Task to carry out: Read through the entries below and return each line with the word "عملکرد".
::::::
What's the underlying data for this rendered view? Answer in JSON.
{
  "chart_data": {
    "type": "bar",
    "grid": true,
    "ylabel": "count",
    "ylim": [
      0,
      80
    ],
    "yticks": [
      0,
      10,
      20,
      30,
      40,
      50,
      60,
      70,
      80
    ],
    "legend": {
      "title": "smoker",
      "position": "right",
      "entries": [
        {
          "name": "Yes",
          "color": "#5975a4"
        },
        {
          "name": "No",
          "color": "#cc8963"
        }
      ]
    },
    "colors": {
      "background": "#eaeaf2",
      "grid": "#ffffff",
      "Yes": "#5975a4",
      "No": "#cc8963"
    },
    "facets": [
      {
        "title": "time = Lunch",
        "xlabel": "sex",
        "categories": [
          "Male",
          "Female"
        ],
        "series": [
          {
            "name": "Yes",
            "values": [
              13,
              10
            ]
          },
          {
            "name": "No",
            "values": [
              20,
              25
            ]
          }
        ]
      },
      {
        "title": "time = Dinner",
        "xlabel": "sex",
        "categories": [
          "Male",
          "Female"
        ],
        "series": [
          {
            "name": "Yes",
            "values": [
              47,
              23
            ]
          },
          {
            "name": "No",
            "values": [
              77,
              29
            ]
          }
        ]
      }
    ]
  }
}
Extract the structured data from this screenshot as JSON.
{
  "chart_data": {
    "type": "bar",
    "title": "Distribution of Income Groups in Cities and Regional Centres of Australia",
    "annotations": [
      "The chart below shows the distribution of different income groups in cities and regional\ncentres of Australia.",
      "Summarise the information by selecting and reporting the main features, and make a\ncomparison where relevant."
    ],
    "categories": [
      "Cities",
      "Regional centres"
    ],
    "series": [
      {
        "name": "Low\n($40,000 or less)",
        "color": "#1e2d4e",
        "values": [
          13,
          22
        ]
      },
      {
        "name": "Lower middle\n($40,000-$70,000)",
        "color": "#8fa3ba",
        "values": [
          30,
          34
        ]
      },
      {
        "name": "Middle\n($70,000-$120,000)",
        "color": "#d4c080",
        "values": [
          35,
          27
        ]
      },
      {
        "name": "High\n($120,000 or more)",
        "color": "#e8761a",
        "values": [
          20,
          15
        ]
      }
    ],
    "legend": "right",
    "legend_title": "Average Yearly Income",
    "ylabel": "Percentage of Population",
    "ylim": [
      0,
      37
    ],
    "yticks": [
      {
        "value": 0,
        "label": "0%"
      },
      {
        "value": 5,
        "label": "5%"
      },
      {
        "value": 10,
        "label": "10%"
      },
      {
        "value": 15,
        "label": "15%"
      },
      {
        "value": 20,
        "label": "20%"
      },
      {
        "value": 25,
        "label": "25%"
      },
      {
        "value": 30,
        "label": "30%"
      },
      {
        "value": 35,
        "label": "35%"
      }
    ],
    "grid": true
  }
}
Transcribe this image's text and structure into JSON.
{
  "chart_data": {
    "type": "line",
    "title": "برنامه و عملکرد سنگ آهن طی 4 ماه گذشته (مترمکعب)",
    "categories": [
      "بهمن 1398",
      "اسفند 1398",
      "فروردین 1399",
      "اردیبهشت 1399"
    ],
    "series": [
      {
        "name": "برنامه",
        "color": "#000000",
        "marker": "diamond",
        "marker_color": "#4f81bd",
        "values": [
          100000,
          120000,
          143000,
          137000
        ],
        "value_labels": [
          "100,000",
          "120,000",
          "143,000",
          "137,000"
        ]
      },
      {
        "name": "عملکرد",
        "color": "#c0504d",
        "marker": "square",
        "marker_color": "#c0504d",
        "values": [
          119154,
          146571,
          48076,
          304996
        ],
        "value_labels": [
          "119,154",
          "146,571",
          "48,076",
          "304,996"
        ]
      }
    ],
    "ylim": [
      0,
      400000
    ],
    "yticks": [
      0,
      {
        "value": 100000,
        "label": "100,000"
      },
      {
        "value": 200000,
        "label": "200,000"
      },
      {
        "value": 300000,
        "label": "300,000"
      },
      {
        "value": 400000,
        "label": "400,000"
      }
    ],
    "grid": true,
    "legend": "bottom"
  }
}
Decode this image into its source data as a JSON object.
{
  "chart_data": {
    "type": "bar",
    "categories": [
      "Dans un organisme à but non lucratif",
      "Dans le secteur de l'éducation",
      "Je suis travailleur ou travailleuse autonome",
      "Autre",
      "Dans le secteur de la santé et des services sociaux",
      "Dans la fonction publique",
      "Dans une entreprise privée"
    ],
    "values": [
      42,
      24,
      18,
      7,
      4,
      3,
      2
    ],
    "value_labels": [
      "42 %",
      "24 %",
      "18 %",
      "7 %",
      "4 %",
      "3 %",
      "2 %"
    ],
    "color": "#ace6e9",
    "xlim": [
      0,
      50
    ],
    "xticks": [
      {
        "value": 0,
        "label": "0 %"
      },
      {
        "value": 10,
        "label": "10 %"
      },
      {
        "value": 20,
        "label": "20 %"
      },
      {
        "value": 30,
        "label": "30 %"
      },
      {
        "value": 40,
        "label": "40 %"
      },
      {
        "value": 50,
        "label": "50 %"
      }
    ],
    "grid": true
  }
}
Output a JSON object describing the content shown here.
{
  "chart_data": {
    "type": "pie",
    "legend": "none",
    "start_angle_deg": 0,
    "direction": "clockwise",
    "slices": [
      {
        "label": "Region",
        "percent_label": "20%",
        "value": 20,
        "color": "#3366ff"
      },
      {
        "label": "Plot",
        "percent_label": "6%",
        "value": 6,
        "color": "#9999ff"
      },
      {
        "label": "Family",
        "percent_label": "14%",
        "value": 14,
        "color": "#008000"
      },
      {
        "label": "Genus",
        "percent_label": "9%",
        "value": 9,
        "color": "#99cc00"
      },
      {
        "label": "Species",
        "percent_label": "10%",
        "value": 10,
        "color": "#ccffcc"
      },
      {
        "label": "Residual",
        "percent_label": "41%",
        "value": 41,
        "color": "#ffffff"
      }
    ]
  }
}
::::::
Final answer:
    "title": "برنامه و عملکرد سنگ آهن طی 4 ماه گذشته (مترمکعب)",
        "name": "عملکرد",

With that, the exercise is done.